Record set:
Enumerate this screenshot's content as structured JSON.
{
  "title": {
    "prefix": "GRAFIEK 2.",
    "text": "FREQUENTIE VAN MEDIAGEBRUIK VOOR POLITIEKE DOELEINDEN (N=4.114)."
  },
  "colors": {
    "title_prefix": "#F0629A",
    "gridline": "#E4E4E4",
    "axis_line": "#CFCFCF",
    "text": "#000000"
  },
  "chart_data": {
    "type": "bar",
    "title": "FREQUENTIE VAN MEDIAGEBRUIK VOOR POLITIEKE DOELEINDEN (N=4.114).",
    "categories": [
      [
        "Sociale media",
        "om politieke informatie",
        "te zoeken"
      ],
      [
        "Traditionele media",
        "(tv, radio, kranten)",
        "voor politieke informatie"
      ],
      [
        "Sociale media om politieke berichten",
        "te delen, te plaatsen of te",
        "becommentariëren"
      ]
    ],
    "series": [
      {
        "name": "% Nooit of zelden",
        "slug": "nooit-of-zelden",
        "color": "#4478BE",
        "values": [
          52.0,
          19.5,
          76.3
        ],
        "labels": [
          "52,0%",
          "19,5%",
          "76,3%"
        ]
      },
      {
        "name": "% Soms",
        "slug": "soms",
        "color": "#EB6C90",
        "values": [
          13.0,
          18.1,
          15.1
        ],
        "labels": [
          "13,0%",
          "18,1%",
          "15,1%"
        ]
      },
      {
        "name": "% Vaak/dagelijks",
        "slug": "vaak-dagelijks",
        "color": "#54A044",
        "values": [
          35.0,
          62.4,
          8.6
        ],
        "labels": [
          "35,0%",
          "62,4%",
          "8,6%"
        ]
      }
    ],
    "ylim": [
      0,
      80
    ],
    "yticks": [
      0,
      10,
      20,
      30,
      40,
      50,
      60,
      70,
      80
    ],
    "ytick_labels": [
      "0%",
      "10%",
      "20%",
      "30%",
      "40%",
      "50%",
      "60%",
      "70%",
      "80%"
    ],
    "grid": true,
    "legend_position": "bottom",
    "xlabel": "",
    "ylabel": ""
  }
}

Problem statement: Transcribe each record exactly. Leave nothing out.

Correct answer:
Enumerate this screenshot's content as structured JSON.
{
  "title": {
    "prefix": "GRAFIEK 2.",
    "text": "FREQUENTIE VAN MEDIAGEBRUIK VOOR POLITIEKE DOELEINDEN (N=4.114)."
  },
  "colors": {
    "title_prefix": "#F0629A",
    "gridline": "#E4E4E4",
    "axis_line": "#CFCFCF",
    "text": "#000000"
  },
  "chart_data": {
    "type": "bar",
    "title": "FREQUENTIE VAN MEDIAGEBRUIK VOOR POLITIEKE DOELEINDEN (N=4.114).",
    "categories": [
      [
        "Sociale media",
        "om politieke informatie",
        "te zoeken"
      ],
      [
        "Traditionele media",
        "(tv, radio, kranten)",
        "voor politieke informatie"
      ],
      [
        "Sociale media om politieke berichten",
        "te delen, te plaatsen of te",
        "becommentariëren"
      ]
    ],
    "series": [
      {
        "name": "% Nooit of zelden",
        "slug": "nooit-of-zelden",
        "color": "#4478BE",
        "values": [
          52.0,
          19.5,
          76.3
        ],
        "labels": [
          "52,0%",
          "19,5%",
          "76,3%"
        ]
      },
      {
        "name": "% Soms",
        "slug": "soms",
        "color": "#EB6C90",
        "values": [
          13.0,
          18.1,
          15.1
        ],
        "labels": [
          "13,0%",
          "18,1%",
          "15,1%"
        ]
      },
      {
        "name": "% Vaak/dagelijks",
        "slug": "vaak-dagelijks",
        "color": "#54A044",
        "values": [
          35.0,
          62.4,
          8.6
        ],
        "labels": [
          "35,0%",
          "62,4%",
          "8,6%"
        ]
      }
    ],
    "ylim": [
      0,
      80
    ],
    "yticks": [
      0,
      10,
      20,
      30,
      40,
      50,
      60,
      70,
      80
    ],
    "ytick_labels": [
      "0%",
      "10%",
      "20%",
      "30%",
      "40%",
      "50%",
      "60%",
      "70%",
      "80%"
    ],
    "grid": true,
    "legend_position": "bottom",
    "xlabel": "",
    "ylabel": ""
  }
}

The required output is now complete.